▶ _Task to carry out_
Repeat every record below exactly as it appears.

=== Exercise material ===

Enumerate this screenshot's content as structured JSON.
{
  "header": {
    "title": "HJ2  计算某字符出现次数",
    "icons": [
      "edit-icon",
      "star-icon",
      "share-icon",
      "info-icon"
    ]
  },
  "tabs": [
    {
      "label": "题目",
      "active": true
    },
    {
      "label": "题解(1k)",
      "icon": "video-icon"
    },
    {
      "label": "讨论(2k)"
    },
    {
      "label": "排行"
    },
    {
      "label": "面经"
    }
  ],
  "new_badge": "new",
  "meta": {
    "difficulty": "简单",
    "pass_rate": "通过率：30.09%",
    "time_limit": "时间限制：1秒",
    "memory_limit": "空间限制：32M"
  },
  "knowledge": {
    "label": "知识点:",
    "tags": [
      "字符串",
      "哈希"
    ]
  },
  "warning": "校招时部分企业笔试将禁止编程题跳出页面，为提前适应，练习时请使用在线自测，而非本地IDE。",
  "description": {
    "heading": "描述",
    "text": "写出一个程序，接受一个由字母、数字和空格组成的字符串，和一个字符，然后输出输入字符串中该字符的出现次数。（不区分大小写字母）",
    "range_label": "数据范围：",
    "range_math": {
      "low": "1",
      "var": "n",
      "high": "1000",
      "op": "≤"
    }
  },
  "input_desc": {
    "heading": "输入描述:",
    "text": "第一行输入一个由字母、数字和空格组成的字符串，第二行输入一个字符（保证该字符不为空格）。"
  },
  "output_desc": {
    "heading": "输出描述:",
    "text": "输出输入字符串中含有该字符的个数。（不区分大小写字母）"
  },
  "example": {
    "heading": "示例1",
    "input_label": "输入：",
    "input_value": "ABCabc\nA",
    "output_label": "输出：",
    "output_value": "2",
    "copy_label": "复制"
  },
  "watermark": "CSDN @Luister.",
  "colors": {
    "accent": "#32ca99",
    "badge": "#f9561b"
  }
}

===

▶ _Solved exercise_
Enumerate this screenshot's content as structured JSON.
{
  "header": {
    "title": "HJ2  计算某字符出现次数",
    "icons": [
      "edit-icon",
      "star-icon",
      "share-icon",
      "info-icon"
    ]
  },
  "tabs": [
    {
      "label": "题目",
      "active": true
    },
    {
      "label": "题解(1k)",
      "icon": "video-icon"
    },
    {
      "label": "讨论(2k)"
    },
    {
      "label": "排行"
    },
    {
      "label": "面经"
    }
  ],
  "new_badge": "new",
  "meta": {
    "difficulty": "简单",
    "pass_rate": "通过率：30.09%",
    "time_limit": "时间限制：1秒",
    "memory_limit": "空间限制：32M"
  },
  "knowledge": {
    "label": "知识点:",
    "tags": [
      "字符串",
      "哈希"
    ]
  },
  "warning": "校招时部分企业笔试将禁止编程题跳出页面，为提前适应，练习时请使用在线自测，而非本地IDE。",
  "description": {
    "heading": "描述",
    "text": "写出一个程序，接受一个由字母、数字和空格组成的字符串，和一个字符，然后输出输入字符串中该字符的出现次数。（不区分大小写字母）",
    "range_label": "数据范围：",
    "range_math": {
      "low": "1",
      "var": "n",
      "high": "1000",
      "op": "≤"
    }
  },
  "input_desc": {
    "heading": "输入描述:",
    "text": "第一行输入一个由字母、数字和空格组成的字符串，第二行输入一个字符（保证该字符不为空格）。"
  },
  "output_desc": {
    "heading": "输出描述:",
    "text": "输出输入字符串中含有该字符的个数。（不区分大小写字母）"
  },
  "example": {
    "heading": "示例1",
    "input_label": "输入：",
    "input_value": "ABCabc\nA",
    "output_label": "输出：",
    "output_value": "2",
    "copy_label": "复制"
  },
  "watermark": "CSDN @Luister.",
  "colors": {
    "accent": "#32ca99",
    "badge": "#f9561b"
  }
}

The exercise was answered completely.